▶ Alıntılanan Metin:
Micheal Grandage'in Genius Filmini Aristoteles'in Bütüne Bakış Açısıyla Yorumlamak

A. Scott Berg'in Max Perkins'in Editor of Genius kitabından uyarlanan bu filme Aristoteles'in gözünden bakalım.

Micheal Grandage’in 2016 yapımı Genius filmi, Amerikalı bir yazar olan Thomas Wolfe ve editörü Maxwell Perkins’in arasında geçen konuları ele alan, gerçek hayata dayanan bir eserdir. Film, 1920’lerin ve 1930’ların edebiyat dünyasını merkez alır ve yazar – editör ilişkisinin karmaşıklığını işler. Başrollerde Jude Law (Thomas Wolfe), Colin Firth (Maxwell Perkins), Nicole Kidman (Aline Bernstein), ve Laura Linney (Louise Perkins) yer alır.

https://www.imdb.com/video/vi1353827353/?ref_=vp_rv_ap_0

Wolfe, yazma işine bunu kaotik sayılabilecek bir şekilde yapacak kadar tutkundur. Ancak Wolfe’un yazım şekli eserlerinin yayımlanabilir bir hale gelmesi için disiplinli bir editör ve süreç gerektirmektedir. Perkins ise Wolfe’un dehasını fark ederek yazılarını düzenler ve iki büyük romanının (Look Homeward, Angel ve Of Time and the River) yayınlanmasını sağlar. Bu derleme sürecini Aristoteles’in bahsettiği ‘’organik bağ’’ yaratma sürecine benzetebiliriz.

Film, bir yazar - editör ilişkisini işlerken yan konu olarak bu yaratma sürecindeki duygusal gerilimler ve fedakarlıklar üzerine de eğilir. Filmi dramatik bir çatışma çerçevesine oturtan ise Wolfe’un kendisini ve çevresini yıpratan yaratıcı enerjisi ve Perkins’in bunlara karşı gösterdiği sabır ve profesyonelliktir. Bu çatışma, filmde bir bütünlük duygusu yaratır. Özetle filmi izlerken, yaratıcı üretim sürecinin, insan ilişkilerini ve sanatın doğasını nasıl etkilediğine tanık oluruz.

Aristoteles, bir sanat eserinin "bütün" olabilmesi için başlangıcı, ortası ve sonu olan bir yapı sergilemesi gerektiğini söyler. Amaç ne eksik ne fazla kararında bir bütündür. Ancak yine de olayların birlik ve bütünlüğü tek bir kişinin etrafında dönmek zorunda değildir, aynı şekilde bir sürü karakter bir sürü olay anlamına gelmez. Ona göre olay örgüsü, bir eserin en önemli unsurlarından biridir ve olaylar arasında organik bir bağ bulunmalıdır. Genius filmi bu ilkeyi hem dramatik yapısıyla hem de Wolfe’un kitaplarının editoryal sürecini ele alışıyla işler.

▶ Yapılacaklar:
1. Alıntılanan metne göre şu soruları yanıtlayın:
(a) Filmde Maxwell Perkins'i hangi oyuncu canlandırır?
(b) Perkins, Wolfe'un hangi iki romanının yayımlanmasını sağlar?
(c) Aristoteles'e göre bir sanat eseri "bütün" olabilmesi için nasıl bir yapı sergilemelidir?
2. Alıntılanan metni iki cümleyle özetleyin.
Kayıtlar, alıntılanan metinle ilgili işlerde hiçbir rol oynamaz.

▶ Veri Kayıtları:
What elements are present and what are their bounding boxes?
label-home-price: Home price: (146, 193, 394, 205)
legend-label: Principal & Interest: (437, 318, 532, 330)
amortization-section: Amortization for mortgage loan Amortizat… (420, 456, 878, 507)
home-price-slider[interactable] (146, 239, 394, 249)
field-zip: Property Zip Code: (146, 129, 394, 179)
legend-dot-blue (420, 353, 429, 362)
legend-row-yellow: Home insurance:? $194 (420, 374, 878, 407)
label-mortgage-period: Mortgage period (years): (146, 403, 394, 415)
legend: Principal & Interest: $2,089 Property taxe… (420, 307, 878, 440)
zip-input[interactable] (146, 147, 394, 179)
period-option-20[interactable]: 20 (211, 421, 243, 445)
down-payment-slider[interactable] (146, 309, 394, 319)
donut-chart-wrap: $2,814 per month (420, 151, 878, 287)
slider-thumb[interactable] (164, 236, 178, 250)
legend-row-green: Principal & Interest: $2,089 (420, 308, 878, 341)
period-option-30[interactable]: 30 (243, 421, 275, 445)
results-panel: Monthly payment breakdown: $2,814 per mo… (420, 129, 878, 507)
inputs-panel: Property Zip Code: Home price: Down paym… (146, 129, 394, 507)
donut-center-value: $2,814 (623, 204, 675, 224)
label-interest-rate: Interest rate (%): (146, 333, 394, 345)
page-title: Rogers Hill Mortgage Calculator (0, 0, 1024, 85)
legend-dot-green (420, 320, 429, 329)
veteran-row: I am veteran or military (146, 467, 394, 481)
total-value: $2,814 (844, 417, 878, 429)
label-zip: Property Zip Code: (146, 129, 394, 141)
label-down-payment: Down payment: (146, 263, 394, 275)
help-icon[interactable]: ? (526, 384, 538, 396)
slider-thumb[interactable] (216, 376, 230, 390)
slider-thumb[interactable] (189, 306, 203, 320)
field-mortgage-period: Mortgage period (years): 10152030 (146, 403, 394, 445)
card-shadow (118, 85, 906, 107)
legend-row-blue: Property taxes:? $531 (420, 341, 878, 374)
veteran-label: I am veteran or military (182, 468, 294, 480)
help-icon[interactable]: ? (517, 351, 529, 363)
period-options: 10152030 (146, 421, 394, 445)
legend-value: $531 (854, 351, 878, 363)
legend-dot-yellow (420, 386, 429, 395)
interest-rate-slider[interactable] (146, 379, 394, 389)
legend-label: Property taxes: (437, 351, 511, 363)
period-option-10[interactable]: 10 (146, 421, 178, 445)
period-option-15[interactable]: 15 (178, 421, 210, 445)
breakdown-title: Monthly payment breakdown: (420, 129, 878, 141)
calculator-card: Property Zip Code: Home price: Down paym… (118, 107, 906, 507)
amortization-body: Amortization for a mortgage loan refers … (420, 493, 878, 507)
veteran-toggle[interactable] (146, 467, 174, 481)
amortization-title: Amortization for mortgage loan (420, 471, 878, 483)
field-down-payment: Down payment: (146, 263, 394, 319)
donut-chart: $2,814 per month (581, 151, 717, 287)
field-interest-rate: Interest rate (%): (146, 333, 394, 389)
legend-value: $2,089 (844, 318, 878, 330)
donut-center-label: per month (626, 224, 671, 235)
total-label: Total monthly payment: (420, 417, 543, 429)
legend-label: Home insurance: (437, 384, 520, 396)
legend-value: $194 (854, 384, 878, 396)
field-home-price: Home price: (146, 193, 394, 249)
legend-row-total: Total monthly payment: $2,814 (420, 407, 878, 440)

▶ Görevlerin Yanıtları:
1.
(a) Colin Firth.
(b) Look Homeward, Angel ve Of Time and the River.
(c) Başlangıcı, ortası ve sonu olan bir yapı.

2. Micheal Grandage'in 2016 yapımı Genius filmi, gerçek hayata dayanır ve 1920'ler ile 1930'ların edebiyat dünyasında yazar Thomas Wolfe ile editörü Maxwell Perkins arasındaki ilişkiyi işler. Film, bu ilişkiyi Wolfe'un yıpratıcı yaratıcı enerjisi ile Perkins'in sabrı ve profesyonelliği arasındaki çatışma üzerinden anlatır ve Aristoteles'in olaylar arasında organik bağ bulunan bütün ilkesini hem dramatik yapısıyla hem de editoryal süreci ele alışıyla yansıtır.